• [STORED ROWS]:
= = = = = = =

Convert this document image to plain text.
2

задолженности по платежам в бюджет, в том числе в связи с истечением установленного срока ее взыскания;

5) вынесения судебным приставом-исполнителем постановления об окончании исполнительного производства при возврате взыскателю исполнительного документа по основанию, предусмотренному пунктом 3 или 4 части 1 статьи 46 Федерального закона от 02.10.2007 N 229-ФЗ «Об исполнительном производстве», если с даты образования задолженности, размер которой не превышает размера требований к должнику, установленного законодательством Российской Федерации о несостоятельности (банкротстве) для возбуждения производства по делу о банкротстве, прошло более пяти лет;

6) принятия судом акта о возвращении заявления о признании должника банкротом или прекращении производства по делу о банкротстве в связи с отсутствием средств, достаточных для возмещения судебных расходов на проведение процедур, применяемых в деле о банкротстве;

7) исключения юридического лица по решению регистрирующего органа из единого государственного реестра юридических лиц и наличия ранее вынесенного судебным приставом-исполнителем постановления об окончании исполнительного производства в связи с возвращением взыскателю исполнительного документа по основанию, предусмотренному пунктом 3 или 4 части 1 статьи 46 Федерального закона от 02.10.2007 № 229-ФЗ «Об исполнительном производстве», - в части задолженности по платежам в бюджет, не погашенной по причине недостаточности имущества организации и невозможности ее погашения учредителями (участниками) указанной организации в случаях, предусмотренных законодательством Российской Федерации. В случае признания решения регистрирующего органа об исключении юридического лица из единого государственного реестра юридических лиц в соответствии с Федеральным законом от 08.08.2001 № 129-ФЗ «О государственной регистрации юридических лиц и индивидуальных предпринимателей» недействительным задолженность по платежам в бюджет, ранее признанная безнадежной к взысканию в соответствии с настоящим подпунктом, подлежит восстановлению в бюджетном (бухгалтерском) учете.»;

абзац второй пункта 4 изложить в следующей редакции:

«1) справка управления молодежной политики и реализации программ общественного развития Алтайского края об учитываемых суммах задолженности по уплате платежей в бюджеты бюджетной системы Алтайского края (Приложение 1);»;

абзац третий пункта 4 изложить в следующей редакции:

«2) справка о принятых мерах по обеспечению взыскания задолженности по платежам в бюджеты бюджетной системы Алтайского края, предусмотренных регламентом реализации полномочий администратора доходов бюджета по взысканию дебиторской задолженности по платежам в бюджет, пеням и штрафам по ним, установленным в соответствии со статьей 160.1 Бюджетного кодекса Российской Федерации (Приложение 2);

= = = = = = =

• [GIVEN EXERCISE]: The entries above must be returned in full, exactly as shown.

• [RESPONSE FOR THIS EXERCISE]:
Convert this document image to plain text.
2

задолженности по платежам в бюджет, в том числе в связи с истечением установленного срока ее взыскания;

5) вынесения судебным приставом-исполнителем постановления об окончании исполнительного производства при возврате взыскателю исполнительного документа по основанию, предусмотренному пунктом 3 или 4 части 1 статьи 46 Федерального закона от 02.10.2007 N 229-ФЗ «Об исполнительном производстве», если с даты образования задолженности, размер которой не превышает размера требований к должнику, установленного законодательством Российской Федерации о несостоятельности (банкротстве) для возбуждения производства по делу о банкротстве, прошло более пяти лет;

6) принятия судом акта о возвращении заявления о признании должника банкротом или прекращении производства по делу о банкротстве в связи с отсутствием средств, достаточных для возмещения судебных расходов на проведение процедур, применяемых в деле о банкротстве;

7) исключения юридического лица по решению регистрирующего органа из единого государственного реестра юридических лиц и наличия ранее вынесенного судебным приставом-исполнителем постановления об окончании исполнительного производства в связи с возвращением взыскателю исполнительного документа по основанию, предусмотренному пунктом 3 или 4 части 1 статьи 46 Федерального закона от 02.10.2007 № 229-ФЗ «Об исполнительном производстве», - в части задолженности по платежам в бюджет, не погашенной по причине недостаточности имущества организации и невозможности ее погашения учредителями (участниками) указанной организации в случаях, предусмотренных законодательством Российской Федерации. В случае признания решения регистрирующего органа об исключении юридического лица из единого государственного реестра юридических лиц в соответствии с Федеральным законом от 08.08.2001 № 129-ФЗ «О государственной регистрации юридических лиц и индивидуальных предпринимателей» недействительным задолженность по платежам в бюджет, ранее признанная безнадежной к взысканию в соответствии с настоящим подпунктом, подлежит восстановлению в бюджетном (бухгалтерском) учете.»;

абзац второй пункта 4 изложить в следующей редакции:

«1) справка управления молодежной политики и реализации программ общественного развития Алтайского края об учитываемых суммах задолженности по уплате платежей в бюджеты бюджетной системы Алтайского края (Приложение 1);»;

абзац третий пункта 4 изложить в следующей редакции:

«2) справка о принятых мерах по обеспечению взыскания задолженности по платежам в бюджеты бюджетной системы Алтайского края, предусмотренных регламентом реализации полномочий администратора доходов бюджета по взысканию дебиторской задолженности по платежам в бюджет, пеням и штрафам по ним, установленным в соответствии со статьей 160.1 Бюджетного кодекса Российской Федерации (Приложение 2);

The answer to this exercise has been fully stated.